TASK TO COMPLETE
Everything in the listing should be restated word for word.

DATASET RECORDS
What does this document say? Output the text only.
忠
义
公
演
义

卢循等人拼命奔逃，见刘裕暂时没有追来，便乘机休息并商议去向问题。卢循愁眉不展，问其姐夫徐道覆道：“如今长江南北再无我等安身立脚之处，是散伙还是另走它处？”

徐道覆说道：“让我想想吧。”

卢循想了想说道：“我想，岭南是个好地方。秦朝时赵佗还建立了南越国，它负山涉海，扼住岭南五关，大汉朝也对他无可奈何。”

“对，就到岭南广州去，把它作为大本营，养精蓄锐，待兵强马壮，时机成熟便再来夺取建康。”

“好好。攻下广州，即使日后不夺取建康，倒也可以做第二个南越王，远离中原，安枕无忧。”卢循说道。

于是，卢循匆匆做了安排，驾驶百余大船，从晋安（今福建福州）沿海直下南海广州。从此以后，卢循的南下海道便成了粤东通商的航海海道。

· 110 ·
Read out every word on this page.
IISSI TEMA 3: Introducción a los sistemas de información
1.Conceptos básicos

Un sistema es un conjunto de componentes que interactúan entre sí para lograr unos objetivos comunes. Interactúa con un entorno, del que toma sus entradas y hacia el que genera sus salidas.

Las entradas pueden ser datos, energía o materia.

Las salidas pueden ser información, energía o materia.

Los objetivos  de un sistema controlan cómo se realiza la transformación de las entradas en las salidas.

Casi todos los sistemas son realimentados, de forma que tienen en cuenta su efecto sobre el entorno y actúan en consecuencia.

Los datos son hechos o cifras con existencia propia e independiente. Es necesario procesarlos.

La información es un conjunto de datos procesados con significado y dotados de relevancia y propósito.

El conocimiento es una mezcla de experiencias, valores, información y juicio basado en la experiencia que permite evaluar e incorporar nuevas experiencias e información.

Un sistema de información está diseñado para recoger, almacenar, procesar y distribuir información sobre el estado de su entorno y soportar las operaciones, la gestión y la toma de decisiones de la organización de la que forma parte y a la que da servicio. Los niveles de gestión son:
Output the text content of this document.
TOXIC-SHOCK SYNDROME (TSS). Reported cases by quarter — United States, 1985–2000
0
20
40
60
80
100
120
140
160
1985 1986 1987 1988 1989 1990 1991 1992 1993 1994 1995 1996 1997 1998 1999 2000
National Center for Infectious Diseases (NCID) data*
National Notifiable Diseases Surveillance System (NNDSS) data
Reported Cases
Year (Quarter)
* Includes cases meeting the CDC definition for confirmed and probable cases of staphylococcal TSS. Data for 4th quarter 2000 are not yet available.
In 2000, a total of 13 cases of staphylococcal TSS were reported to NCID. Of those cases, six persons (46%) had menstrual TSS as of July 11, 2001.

TASK SOLUTION
What does this document say? Output the text only.
忠
义
公
演
义

卢循等人拼命奔逃，见刘裕暂时没有追来，便乘机休息并商议去向问题。卢循愁眉不展，问其姐夫徐道覆道：“如今长江南北再无我等安身立脚之处，是散伙还是另走它处？”

徐道覆说道：“让我想想吧。”

卢循想了想说道：“我想，岭南是个好地方。秦朝时赵佗还建立了南越国，它负山涉海，扼住岭南五关，大汉朝也对他无可奈何。”

“对，就到岭南广州去，把它作为大本营，养精蓄锐，待兵强马壮，时机成熟便再来夺取建康。”

“好好。攻下广州，即使日后不夺取建康，倒也可以做第二个南越王，远离中原，安枕无忧。”卢循说道。

于是，卢循匆匆做了安排，驾驶百余大船，从晋安（今福建福州）沿海直下南海广州。从此以后，卢循的南下海道便成了粤东通商的航海海道。

· 110 ·
Read out every word on this page.
IISSI TEMA 3: Introducción a los sistemas de información
1.Conceptos básicos

Un sistema es un conjunto de componentes que interactúan entre sí para lograr unos objetivos comunes. Interactúa con un entorno, del que toma sus entradas y hacia el que genera sus salidas.

Las entradas pueden ser datos, energía o materia.

Las salidas pueden ser información, energía o materia.

Los objetivos  de un sistema controlan cómo se realiza la transformación de las entradas en las salidas.

Casi todos los sistemas son realimentados, de forma que tienen en cuenta su efecto sobre el entorno y actúan en consecuencia.

Los datos son hechos o cifras con existencia propia e independiente. Es necesario procesarlos.

La información es un conjunto de datos procesados con significado y dotados de relevancia y propósito.

El conocimiento es una mezcla de experiencias, valores, información y juicio basado en la experiencia que permite evaluar e incorporar nuevas experiencias e información.

Un sistema de información está diseñado para recoger, almacenar, procesar y distribuir información sobre el estado de su entorno y soportar las operaciones, la gestión y la toma de decisiones de la organización de la que forma parte y a la que da servicio. Los niveles de gestión son:
Output the text content of this document.
TOXIC-SHOCK SYNDROME (TSS). Reported cases by quarter — United States, 1985–2000
0
20
40
60
80
100
120
140
160
1985 1986 1987 1988 1989 1990 1991 1992 1993 1994 1995 1996 1997 1998 1999 2000
National Center for Infectious Diseases (NCID) data*
National Notifiable Diseases Surveillance System (NNDSS) data
Reported Cases
Year (Quarter)
* Includes cases meeting the CDC definition for confirmed and probable cases of staphylococcal TSS. Data for 4th quarter 2000 are not yet available.
In 2000, a total of 13 cases of staphylococcal TSS were reported to NCID. Of those cases, six persons (46%) had menstrual TSS as of July 11, 2001.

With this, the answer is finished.